CHALLENGE
Transcribe the records that follow, preserving every word.

RECORDS SUPPLIED
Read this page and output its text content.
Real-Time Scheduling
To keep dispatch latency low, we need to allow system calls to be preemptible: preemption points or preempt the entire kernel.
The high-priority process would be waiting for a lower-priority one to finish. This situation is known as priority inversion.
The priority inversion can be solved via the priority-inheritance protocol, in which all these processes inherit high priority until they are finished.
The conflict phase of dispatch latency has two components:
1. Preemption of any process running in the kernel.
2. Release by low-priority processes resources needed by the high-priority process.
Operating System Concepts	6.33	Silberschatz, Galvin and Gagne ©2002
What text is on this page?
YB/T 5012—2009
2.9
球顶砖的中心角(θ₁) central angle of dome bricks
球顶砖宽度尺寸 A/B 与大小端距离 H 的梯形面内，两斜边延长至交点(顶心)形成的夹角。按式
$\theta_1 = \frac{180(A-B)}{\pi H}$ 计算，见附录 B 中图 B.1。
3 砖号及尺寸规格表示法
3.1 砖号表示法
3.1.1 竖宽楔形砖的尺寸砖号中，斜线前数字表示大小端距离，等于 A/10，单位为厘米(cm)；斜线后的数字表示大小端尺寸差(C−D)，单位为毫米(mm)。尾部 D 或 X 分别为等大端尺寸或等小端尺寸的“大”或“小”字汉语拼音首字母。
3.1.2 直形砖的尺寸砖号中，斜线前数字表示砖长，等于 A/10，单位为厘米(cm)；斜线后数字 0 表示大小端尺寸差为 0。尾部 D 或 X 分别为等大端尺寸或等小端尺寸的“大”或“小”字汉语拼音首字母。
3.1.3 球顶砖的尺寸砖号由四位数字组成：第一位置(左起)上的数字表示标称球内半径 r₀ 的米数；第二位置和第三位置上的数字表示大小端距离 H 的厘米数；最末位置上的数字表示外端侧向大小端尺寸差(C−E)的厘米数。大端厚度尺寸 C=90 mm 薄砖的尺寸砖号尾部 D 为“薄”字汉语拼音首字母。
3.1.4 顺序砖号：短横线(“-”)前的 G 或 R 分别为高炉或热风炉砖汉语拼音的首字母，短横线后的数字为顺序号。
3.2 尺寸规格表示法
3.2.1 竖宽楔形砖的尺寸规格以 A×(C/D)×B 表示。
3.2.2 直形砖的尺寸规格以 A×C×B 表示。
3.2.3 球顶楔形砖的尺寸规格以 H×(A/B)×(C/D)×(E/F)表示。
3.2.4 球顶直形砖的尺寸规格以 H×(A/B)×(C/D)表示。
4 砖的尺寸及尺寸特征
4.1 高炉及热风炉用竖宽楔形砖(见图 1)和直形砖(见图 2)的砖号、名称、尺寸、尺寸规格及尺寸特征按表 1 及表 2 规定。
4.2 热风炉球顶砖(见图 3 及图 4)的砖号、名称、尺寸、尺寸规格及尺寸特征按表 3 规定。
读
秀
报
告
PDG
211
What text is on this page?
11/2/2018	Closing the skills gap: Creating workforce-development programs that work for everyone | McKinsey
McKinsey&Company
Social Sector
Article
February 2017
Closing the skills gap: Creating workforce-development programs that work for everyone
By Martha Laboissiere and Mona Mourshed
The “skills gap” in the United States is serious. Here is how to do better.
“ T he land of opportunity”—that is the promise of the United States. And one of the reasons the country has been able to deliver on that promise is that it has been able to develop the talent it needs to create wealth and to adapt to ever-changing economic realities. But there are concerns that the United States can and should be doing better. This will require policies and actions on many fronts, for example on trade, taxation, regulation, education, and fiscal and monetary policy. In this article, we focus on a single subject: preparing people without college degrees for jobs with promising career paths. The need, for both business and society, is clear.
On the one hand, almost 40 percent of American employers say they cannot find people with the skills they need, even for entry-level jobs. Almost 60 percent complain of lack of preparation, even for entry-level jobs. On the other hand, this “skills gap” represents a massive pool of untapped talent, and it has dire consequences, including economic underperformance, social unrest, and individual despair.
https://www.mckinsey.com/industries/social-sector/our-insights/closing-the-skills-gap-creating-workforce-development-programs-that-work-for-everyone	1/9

TASK RESULT
Read this page and output its text content.
Real-Time Scheduling
To keep dispatch latency low, we need to allow system calls to be preemptible: preemption points or preempt the entire kernel.
The high-priority process would be waiting for a lower-priority one to finish. This situation is known as priority inversion.
The priority inversion can be solved via the priority-inheritance protocol, in which all these processes inherit high priority until they are finished.
The conflict phase of dispatch latency has two components:
1. Preemption of any process running in the kernel.
2. Release by low-priority processes resources needed by the high-priority process.
Operating System Concepts	6.33	Silberschatz, Galvin and Gagne ©2002
What text is on this page?
YB/T 5012—2009
2.9
球顶砖的中心角(θ₁) central angle of dome bricks
球顶砖宽度尺寸 A/B 与大小端距离 H 的梯形面内，两斜边延长至交点(顶心)形成的夹角。按式
$\theta_1 = \frac{180(A-B)}{\pi H}$ 计算，见附录 B 中图 B.1。
3 砖号及尺寸规格表示法
3.1 砖号表示法
3.1.1 竖宽楔形砖的尺寸砖号中，斜线前数字表示大小端距离，等于 A/10，单位为厘米(cm)；斜线后的数字表示大小端尺寸差(C−D)，单位为毫米(mm)。尾部 D 或 X 分别为等大端尺寸或等小端尺寸的“大”或“小”字汉语拼音首字母。
3.1.2 直形砖的尺寸砖号中，斜线前数字表示砖长，等于 A/10，单位为厘米(cm)；斜线后数字 0 表示大小端尺寸差为 0。尾部 D 或 X 分别为等大端尺寸或等小端尺寸的“大”或“小”字汉语拼音首字母。
3.1.3 球顶砖的尺寸砖号由四位数字组成：第一位置(左起)上的数字表示标称球内半径 r₀ 的米数；第二位置和第三位置上的数字表示大小端距离 H 的厘米数；最末位置上的数字表示外端侧向大小端尺寸差(C−E)的厘米数。大端厚度尺寸 C=90 mm 薄砖的尺寸砖号尾部 D 为“薄”字汉语拼音首字母。
3.1.4 顺序砖号：短横线(“-”)前的 G 或 R 分别为高炉或热风炉砖汉语拼音的首字母，短横线后的数字为顺序号。
3.2 尺寸规格表示法
3.2.1 竖宽楔形砖的尺寸规格以 A×(C/D)×B 表示。
3.2.2 直形砖的尺寸规格以 A×C×B 表示。
3.2.3 球顶楔形砖的尺寸规格以 H×(A/B)×(C/D)×(E/F)表示。
3.2.4 球顶直形砖的尺寸规格以 H×(A/B)×(C/D)表示。
4 砖的尺寸及尺寸特征
4.1 高炉及热风炉用竖宽楔形砖(见图 1)和直形砖(见图 2)的砖号、名称、尺寸、尺寸规格及尺寸特征按表 1 及表 2 规定。
4.2 热风炉球顶砖(见图 3 及图 4)的砖号、名称、尺寸、尺寸规格及尺寸特征按表 3 规定。
读
秀
报
告
PDG
211
What text is on this page?
11/2/2018	Closing the skills gap: Creating workforce-development programs that work for everyone | McKinsey
McKinsey&Company
Social Sector
Article
February 2017
Closing the skills gap: Creating workforce-development programs that work for everyone
By Martha Laboissiere and Mona Mourshed
The “skills gap” in the United States is serious. Here is how to do better.
“ T he land of opportunity”—that is the promise of the United States. And one of the reasons the country has been able to deliver on that promise is that it has been able to develop the talent it needs to create wealth and to adapt to ever-changing economic realities. But there are concerns that the United States can and should be doing better. This will require policies and actions on many fronts, for example on trade, taxation, regulation, education, and fiscal and monetary policy. In this article, we focus on a single subject: preparing people without college degrees for jobs with promising career paths. The need, for both business and society, is clear.
On the one hand, almost 40 percent of American employers say they cannot find people with the skills they need, even for entry-level jobs. Almost 60 percent complain of lack of preparation, even for entry-level jobs. On the other hand, this “skills gap” represents a massive pool of untapped talent, and it has dire consequences, including economic underperformance, social unrest, and individual despair.
https://www.mckinsey.com/industries/social-sector/our-insights/closing-the-skills-gap-creating-workforce-development-programs-that-work-for-everyone	1/9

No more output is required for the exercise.